Patrick Carret (Fnep) : "Les écoles de production naissent de la volonté du terrain"

La Fédération nationale des écoles de production (Fnep) a commandité une étude visant à étalonner l’impact d’un modèle pédagogique unique fondé sur un concept simple : "faire pour apprendre". Son directeur général, Patrick Carret, décrypte pour Localtis les enseignements de cette étude.

Localtis - Pouvez-vous nous rappeler ce qui fait la spécificité des écoles de production ?

Patrick Carret - Les écoles de production mettent en œuvre une pédagogie simple que l’on peut résumer ainsi : faire pour apprendre. Ce sont des écoles qui forment des jeunes à partir de l’âge de 15 ans, essentiellement sur des métiers en tension, au niveau du CAP et/ou du bac pro. Pour ces jeunes, il s’agit d’un lieu unique de formation où l’on retrouve des ateliers identiques à ceux des entreprises locales. Des entreprises qui sont impliquées à travers des associations qui passent des commandes à l’école. Cela signifie que les jeunes vont apprendre leur futur métier au sein de l’école sur des commandes réelles. Et ça change tout ! On parle de jeunes qui sont le plus souvent fâchés avec le système d’éducation classique dans lequel ils n’ont pas réussi à s’épanouir, donc les confronter avec du concret les responsabilise du fait qu’on leur fait confiance.

Vous évoquez des commandes émanant d’entreprises locales. Comment cela fonctionne-t-il concrètement ?

Les entreprises impliquées fournissent un cahier des charges qui est non négociable. C’est cela, la pédagogie du "faire pour apprendre". C’est ce qui motive les jeunes, les remobilise en apprenant un métier à raison de 35h par semaine sur 40 semaines. Au total, ils passent les deux tiers de leur temps de formation en atelier.

Combien le réseau des écoles de production compte-t-il d’établissements à l’heure actuelle ?

Avant la loi de 2018 pour choisir son avenir professionnel, on dénombrait une vingtaine d’établissements en France métropolitaine. Aujourd’hui il en existe 77 dans lesquels sont scolarisés 2.300 élèves et nous espérons franchir la barre des 100 établissements d’ici 2028. Ce qu’il faut bien comprendre, c’est que ces écoles naissent de la volonté du terrain avec en premier lieu des entreprises qui se manifestent afin de répondre à des difficultés de recrutement. Notre rôle consiste alors à les accompagner afin d’identifier d’autres professionnels qui sont confrontés aux mêmes problématiques. Une fois franchit cette étape, nous avons besoin d’une volonté des communes ou des intercommunalités pour favoriser l’implantation de ces écoles. Car l’enjeu au final est bien d’avoir un impact sur le territoire.

Cet impact, justement, qui est l’objet de l’étude que vous avez commandité, comment se mesure-t-il ?

À travers cette étude, nous avons cherché à mesurer l’impact des écoles de production sur les jeunes qui y sont formés, sur les familles et sur les formateurs eux-mêmes. C’est d’ailleurs la première fois que nous réalisons un tel travail avec l’ambition de mesurer l’an prochain l’impact sur les entreprises locales ainsi que sur les collectivités territoriales impliquées. Le premier enseignement est que les jeunes valident à 100% le "faire pour apprendre" : 91% d’entre eux nous disent que produire pour de vrais clients donne envie d’apprendre ; 95% apprécient que leurs maîtres-professeurs leur permettent de faire par eux-mêmes ; dans le même ordre d’idée, 92% nous disent qu’ils apprécient cette autonomie. En résumé, "faire pour apprendre" donne envie d’apprendre. S’agissant des parents, 96% estiment que leurs enfants se sentent bien dans une école de production et 90% d’entre aux reconnaissent même qu’ils échangent davantage avec leur enfant. Très sincèrement, on ne s’attendait pas à des impacts aussi forts sur les familles. Enfin, du côté des maîtres-professeurs, 98% d’entre eux se sentent reconnus par les élèves et 96% apprécient tout particulièrement d’être acteurs de l’évolution de ces jeunes.

DONNÉES SOURCES:
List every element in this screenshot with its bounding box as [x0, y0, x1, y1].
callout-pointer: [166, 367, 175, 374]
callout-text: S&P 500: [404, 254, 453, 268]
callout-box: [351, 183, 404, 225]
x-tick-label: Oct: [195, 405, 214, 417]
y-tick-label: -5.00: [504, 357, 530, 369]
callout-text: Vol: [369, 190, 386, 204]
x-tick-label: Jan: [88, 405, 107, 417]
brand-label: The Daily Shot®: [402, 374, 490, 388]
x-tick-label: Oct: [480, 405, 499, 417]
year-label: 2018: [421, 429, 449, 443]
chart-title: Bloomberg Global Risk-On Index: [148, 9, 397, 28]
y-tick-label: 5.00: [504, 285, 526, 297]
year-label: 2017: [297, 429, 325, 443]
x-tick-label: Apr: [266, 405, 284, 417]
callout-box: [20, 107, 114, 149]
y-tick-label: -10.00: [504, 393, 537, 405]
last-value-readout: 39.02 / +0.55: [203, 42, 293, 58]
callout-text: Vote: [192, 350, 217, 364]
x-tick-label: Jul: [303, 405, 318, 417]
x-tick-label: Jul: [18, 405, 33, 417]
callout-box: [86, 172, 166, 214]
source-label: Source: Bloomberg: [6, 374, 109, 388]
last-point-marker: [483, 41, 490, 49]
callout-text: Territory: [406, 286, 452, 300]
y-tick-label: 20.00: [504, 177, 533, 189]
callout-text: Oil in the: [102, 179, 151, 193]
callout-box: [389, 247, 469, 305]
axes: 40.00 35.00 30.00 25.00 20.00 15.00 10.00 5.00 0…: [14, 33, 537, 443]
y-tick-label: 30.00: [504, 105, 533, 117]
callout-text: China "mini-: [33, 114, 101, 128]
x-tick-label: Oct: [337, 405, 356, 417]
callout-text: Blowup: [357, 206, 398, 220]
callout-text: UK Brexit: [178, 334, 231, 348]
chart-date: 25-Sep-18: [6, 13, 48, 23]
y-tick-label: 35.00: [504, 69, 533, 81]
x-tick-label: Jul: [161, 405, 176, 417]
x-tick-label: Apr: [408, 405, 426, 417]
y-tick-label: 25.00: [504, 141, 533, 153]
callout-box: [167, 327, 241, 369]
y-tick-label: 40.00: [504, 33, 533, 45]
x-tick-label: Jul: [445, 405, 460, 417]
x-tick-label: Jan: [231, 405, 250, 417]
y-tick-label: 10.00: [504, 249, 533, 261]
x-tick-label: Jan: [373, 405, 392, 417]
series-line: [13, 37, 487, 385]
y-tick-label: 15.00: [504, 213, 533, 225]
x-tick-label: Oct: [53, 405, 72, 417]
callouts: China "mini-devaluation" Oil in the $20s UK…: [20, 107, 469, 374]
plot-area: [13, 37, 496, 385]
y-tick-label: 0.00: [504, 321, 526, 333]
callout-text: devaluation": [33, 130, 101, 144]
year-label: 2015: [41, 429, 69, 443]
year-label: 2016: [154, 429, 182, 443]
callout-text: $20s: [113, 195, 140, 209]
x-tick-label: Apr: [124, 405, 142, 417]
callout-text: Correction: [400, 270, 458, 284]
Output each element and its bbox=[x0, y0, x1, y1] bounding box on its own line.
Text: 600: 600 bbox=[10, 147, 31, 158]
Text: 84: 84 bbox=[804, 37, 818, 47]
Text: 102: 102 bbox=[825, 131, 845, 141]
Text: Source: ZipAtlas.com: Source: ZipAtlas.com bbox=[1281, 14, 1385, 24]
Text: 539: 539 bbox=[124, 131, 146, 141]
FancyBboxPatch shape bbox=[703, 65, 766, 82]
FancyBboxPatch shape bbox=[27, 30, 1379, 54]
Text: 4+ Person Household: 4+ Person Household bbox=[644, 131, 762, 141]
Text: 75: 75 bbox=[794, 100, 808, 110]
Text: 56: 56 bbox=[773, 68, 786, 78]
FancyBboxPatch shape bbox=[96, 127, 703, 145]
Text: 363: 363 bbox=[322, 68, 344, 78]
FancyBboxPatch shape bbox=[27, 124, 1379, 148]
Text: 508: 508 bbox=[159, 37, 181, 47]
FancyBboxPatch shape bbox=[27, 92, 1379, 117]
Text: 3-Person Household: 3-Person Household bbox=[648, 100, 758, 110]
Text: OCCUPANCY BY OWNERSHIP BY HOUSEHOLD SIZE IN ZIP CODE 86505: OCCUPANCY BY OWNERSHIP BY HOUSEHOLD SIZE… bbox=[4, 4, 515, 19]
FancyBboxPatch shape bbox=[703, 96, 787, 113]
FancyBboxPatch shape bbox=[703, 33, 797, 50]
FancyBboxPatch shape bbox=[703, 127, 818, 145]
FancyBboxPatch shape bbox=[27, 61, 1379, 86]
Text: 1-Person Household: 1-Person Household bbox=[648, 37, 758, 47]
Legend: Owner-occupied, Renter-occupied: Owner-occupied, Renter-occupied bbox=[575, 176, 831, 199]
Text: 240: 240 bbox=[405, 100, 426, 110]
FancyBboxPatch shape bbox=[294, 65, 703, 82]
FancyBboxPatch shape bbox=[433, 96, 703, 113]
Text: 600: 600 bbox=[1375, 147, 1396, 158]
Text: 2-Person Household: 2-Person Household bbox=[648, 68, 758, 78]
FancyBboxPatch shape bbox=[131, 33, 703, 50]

TRAVAIL À FAIRE:
A - Dans l'entretien, recopiez le passage qui va de « Patrick Carret (Fnep) » jusqu'à « écoles de production ? » en remplaçant « Localtis » par « notre journal ».
B - Pour chacune des affirmations suivantes, indiquez si elle est conforme à l'entretien en répondant par oui ou par non. Justifiez chaque réponse par une citation exacte de l'entretien.
(i) Les élèves passent la moitié de leur temps de formation en atelier.
(ii) Avant la loi de 2018, on comptait une vingtaine d'établissements en France métropolitaine.
(iii) L'étude a déjà mesuré l'impact sur les entreprises locales.
C - Selon l'entretien, pourquoi le fait de confronter les jeunes au concret les responsabilise-t-il ?
Les lignes n'interviennent en rien dans ce travail.

CORRIGÉ:
A -
Patrick Carret (Fnep) : "Les écoles de production naissent de la volonté du terrain"

La Fédération nationale des écoles de production (Fnep) a commandité une étude visant à étalonner l’impact d’un modèle pédagogique unique fondé sur un concept simple : "faire pour apprendre". Son directeur général, Patrick Carret, décrypte pour notre journal les enseignements de cette étude.

notre journal - Pouvez-vous nous rappeler ce qui fait la spécificité des écoles de production ?

B -
(i) Non : « Au total, ils passent les deux tiers de leur temps de formation en atelier. »
(ii) Oui : « Avant la loi de 2018 pour choisir son avenir professionnel, on dénombrait une vingtaine d’établissements en France métropolitaine. »
(iii) Non : « avec l’ambition de mesurer l’an prochain l’impact sur les entreprises locales ainsi que sur les collectivités territoriales impliquées »

C - Confronter ces jeunes au concret les responsabilise parce qu'on leur fait confiance. Il s'agit le plus souvent de jeunes fâchés avec le système d'éducation classique, dans lequel ils n'ont pas réussi à s'épanouir.